*Your task*:
From the lines below, keep only those that contain the string "gates" and copy each of them out.

*Data rows*:
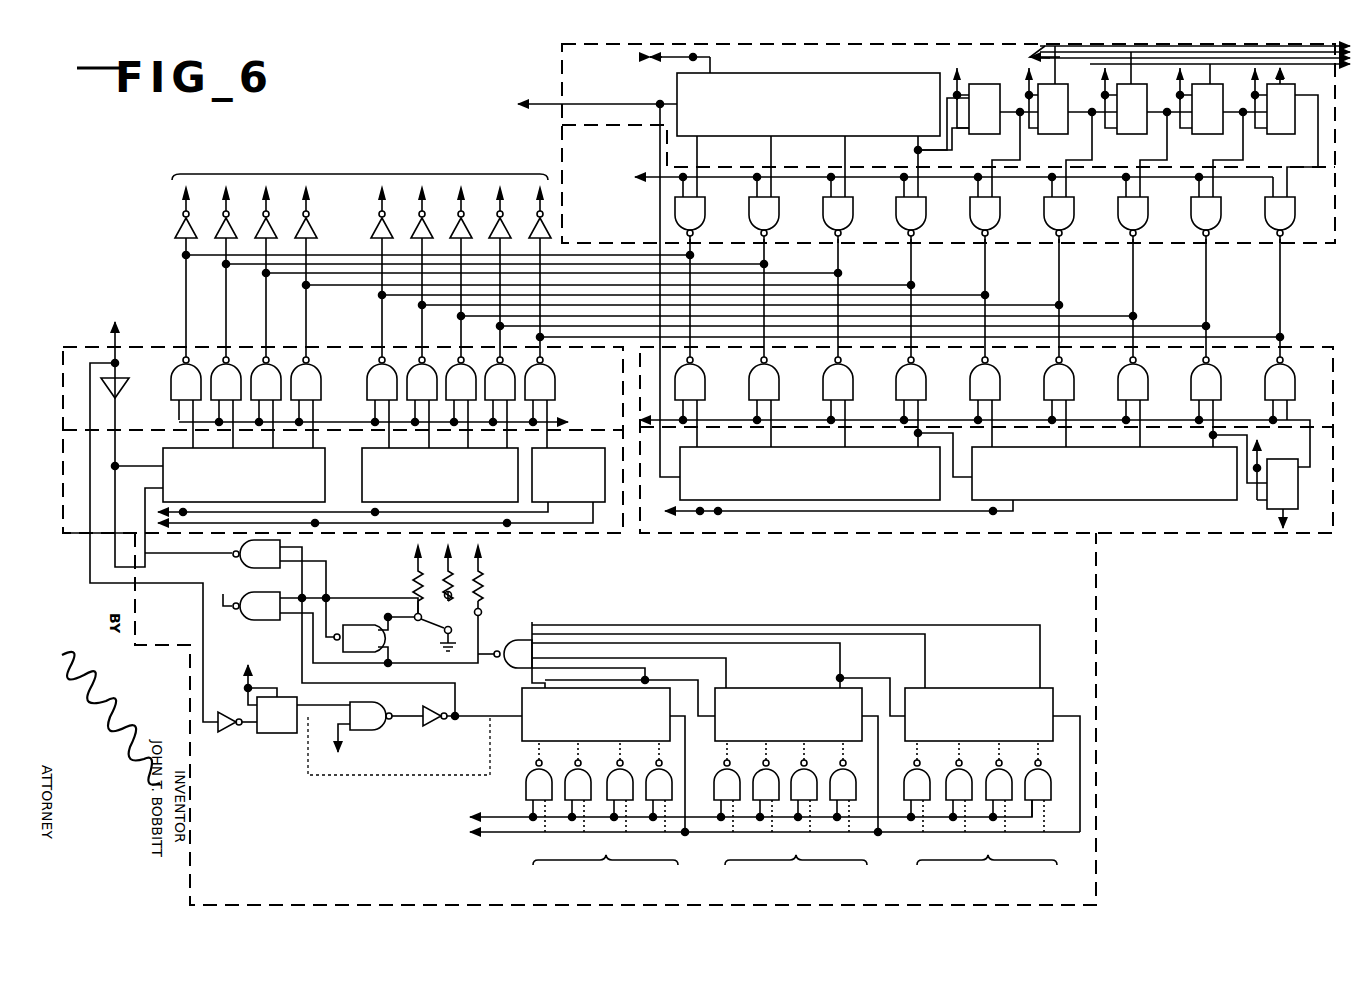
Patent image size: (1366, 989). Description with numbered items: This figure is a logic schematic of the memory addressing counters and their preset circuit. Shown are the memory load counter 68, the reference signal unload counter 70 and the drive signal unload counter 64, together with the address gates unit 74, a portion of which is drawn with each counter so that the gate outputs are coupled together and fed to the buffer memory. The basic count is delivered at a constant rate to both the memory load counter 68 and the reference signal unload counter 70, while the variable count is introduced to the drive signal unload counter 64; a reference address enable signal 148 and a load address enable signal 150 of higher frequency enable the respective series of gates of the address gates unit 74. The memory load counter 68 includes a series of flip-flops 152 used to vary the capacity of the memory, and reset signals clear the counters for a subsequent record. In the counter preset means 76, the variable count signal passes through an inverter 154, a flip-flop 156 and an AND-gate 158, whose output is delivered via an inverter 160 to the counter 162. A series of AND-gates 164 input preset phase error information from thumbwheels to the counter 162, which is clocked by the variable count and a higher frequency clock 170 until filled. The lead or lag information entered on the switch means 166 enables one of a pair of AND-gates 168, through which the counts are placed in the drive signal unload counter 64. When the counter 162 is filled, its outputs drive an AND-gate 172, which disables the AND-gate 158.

The drive signal unload counter 64 is at (72, 533).
The memory load counter 68 is at (562, 60).
The reference signal unload counter 70 is at (1307, 533).
The address gates unit 74 is at (70, 347).
The counter preset means 76 is at (1096, 705).
The reference address enable signal 148 is at (645, 425).
The load address enable signal 150 is at (640, 180).
The flip-flops 152 is at (1152, 140).
The inverter 154 is at (228, 735).
The flip-flop 156 is at (293, 733).
The AND-gate 158 is at (376, 704).
The inverter 160 is at (440, 728).
The counter 162 is at (815, 680).
The AND-gates 164 is at (722, 782).
The switch means 166 is at (494, 603).
The AND-gates 168 is at (233, 568).
The higher frequency clock 170 is at (345, 738).
The AND-gate 172 is at (497, 660).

*Reply to the exercise*:
Patent image size: (1366, 989). Description with numbered items: This figure is a logic schematic of the memory addressing counters and their preset circuit. Shown are the memory load counter 68, the reference signal unload counter 70 and the drive signal unload counter 64, together with the address gates unit 74, a portion of which is drawn with each counter so that the gate outputs are coupled together and fed to the buffer memory. The basic count is delivered at a constant rate to both the memory load counter 68 and the reference signal unload counter 70, while the variable count is introduced to the drive signal unload counter 64; a reference address enable signal 148 and a load address enable signal 150 of higher frequency enable the respective series of gates of the address gates unit 74. The memory load counter 68 includes a series of flip-flops 152 used to vary the capacity of the memory, and reset signals clear the counters for a subsequent record. In the counter preset means 76, the variable count signal passes through an inverter 154, a flip-flop 156 and an AND-gate 158, whose output is delivered via an inverter 160 to the counter 162. A series of AND-gates 164 input preset phase error information from thumbwheels to the counter 162, which is clocked by the variable count and a higher frequency clock 170 until filled. The lead or lag information entered on the switch means 166 enables one of a pair of AND-gates 168, through which the counts are placed in the drive signal unload counter 64. When the counter 162 is filled, its outputs drive an AND-gate 172, which disables the AND-gate 158.
The address gates unit 74 is at (70, 347).
The AND-gates 164 is at (722, 782).
The AND-gates 168 is at (233, 568).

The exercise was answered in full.